Data for processing
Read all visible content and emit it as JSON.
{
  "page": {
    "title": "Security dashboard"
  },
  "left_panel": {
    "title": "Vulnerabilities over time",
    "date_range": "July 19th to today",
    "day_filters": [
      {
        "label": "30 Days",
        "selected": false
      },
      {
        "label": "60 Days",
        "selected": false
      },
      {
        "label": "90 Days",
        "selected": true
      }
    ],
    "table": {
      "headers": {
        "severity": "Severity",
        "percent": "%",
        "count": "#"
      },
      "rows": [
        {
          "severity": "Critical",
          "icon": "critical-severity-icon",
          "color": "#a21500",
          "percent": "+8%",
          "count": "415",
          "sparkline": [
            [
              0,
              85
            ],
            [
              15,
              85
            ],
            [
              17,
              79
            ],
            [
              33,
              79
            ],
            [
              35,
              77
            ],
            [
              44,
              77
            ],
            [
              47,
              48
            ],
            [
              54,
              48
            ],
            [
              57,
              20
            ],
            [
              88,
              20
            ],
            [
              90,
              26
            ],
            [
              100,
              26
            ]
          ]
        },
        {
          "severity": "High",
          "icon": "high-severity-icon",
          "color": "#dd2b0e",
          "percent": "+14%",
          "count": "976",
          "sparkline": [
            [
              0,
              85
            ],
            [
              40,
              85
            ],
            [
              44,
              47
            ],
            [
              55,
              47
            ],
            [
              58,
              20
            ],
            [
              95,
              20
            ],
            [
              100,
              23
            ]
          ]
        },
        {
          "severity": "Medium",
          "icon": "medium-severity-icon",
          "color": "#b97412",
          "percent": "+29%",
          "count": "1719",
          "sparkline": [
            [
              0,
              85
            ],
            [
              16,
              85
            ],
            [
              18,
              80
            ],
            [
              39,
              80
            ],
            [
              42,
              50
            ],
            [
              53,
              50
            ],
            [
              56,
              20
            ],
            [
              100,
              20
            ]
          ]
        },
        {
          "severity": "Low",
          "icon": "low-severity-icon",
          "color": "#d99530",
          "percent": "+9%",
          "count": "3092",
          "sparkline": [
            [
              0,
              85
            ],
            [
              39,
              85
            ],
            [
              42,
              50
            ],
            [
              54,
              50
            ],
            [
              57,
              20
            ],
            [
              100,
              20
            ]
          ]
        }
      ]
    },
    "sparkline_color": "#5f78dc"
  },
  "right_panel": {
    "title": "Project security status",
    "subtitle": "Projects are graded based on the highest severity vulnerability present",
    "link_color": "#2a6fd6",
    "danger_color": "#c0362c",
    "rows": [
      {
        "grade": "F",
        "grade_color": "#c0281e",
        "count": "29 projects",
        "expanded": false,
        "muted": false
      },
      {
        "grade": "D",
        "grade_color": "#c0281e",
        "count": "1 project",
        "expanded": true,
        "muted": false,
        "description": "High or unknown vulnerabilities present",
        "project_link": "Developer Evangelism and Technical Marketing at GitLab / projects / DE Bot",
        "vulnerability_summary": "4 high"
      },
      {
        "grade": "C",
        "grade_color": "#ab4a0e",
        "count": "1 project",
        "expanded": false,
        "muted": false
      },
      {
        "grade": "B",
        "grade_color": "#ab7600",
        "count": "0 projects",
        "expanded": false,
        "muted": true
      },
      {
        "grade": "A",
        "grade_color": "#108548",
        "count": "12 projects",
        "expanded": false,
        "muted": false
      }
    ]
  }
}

What you will do
Return each line of the data exactly as written above.

Expected answer
Read all visible content and emit it as JSON.
{
  "page": {
    "title": "Security dashboard"
  },
  "left_panel": {
    "title": "Vulnerabilities over time",
    "date_range": "July 19th to today",
    "day_filters": [
      {
        "label": "30 Days",
        "selected": false
      },
      {
        "label": "60 Days",
        "selected": false
      },
      {
        "label": "90 Days",
        "selected": true
      }
    ],
    "table": {
      "headers": {
        "severity": "Severity",
        "percent": "%",
        "count": "#"
      },
      "rows": [
        {
          "severity": "Critical",
          "icon": "critical-severity-icon",
          "color": "#a21500",
          "percent": "+8%",
          "count": "415",
          "sparkline": [
            [
              0,
              85
            ],
            [
              15,
              85
            ],
            [
              17,
              79
            ],
            [
              33,
              79
            ],
            [
              35,
              77
            ],
            [
              44,
              77
            ],
            [
              47,
              48
            ],
            [
              54,
              48
            ],
            [
              57,
              20
            ],
            [
              88,
              20
            ],
            [
              90,
              26
            ],
            [
              100,
              26
            ]
          ]
        },
        {
          "severity": "High",
          "icon": "high-severity-icon",
          "color": "#dd2b0e",
          "percent": "+14%",
          "count": "976",
          "sparkline": [
            [
              0,
              85
            ],
            [
              40,
              85
            ],
            [
              44,
              47
            ],
            [
              55,
              47
            ],
            [
              58,
              20
            ],
            [
              95,
              20
            ],
            [
              100,
              23
            ]
          ]
        },
        {
          "severity": "Medium",
          "icon": "medium-severity-icon",
          "color": "#b97412",
          "percent": "+29%",
          "count": "1719",
          "sparkline": [
            [
              0,
              85
            ],
            [
              16,
              85
            ],
            [
              18,
              80
            ],
            [
              39,
              80
            ],
            [
              42,
              50
            ],
            [
              53,
              50
            ],
            [
              56,
              20
            ],
            [
              100,
              20
            ]
          ]
        },
        {
          "severity": "Low",
          "icon": "low-severity-icon",
          "color": "#d99530",
          "percent": "+9%",
          "count": "3092",
          "sparkline": [
            [
              0,
              85
            ],
            [
              39,
              85
            ],
            [
              42,
              50
            ],
            [
              54,
              50
            ],
            [
              57,
              20
            ],
            [
              100,
              20
            ]
          ]
        }
      ]
    },
    "sparkline_color": "#5f78dc"
  },
  "right_panel": {
    "title": "Project security status",
    "subtitle": "Projects are graded based on the highest severity vulnerability present",
    "link_color": "#2a6fd6",
    "danger_color": "#c0362c",
    "rows": [
      {
        "grade": "F",
        "grade_color": "#c0281e",
        "count": "29 projects",
        "expanded": false,
        "muted": false
      },
      {
        "grade": "D",
        "grade_color": "#c0281e",
        "count": "1 project",
        "expanded": true,
        "muted": false,
        "description": "High or unknown vulnerabilities present",
        "project_link": "Developer Evangelism and Technical Marketing at GitLab / projects / DE Bot",
        "vulnerability_summary": "4 high"
      },
      {
        "grade": "C",
        "grade_color": "#ab4a0e",
        "count": "1 project",
        "expanded": false,
        "muted": false
      },
      {
        "grade": "B",
        "grade_color": "#ab7600",
        "count": "0 projects",
        "expanded": false,
        "muted": true
      },
      {
        "grade": "A",
        "grade_color": "#108548",
        "count": "12 projects",
        "expanded": false,
        "muted": false
      }
    ]
  }
}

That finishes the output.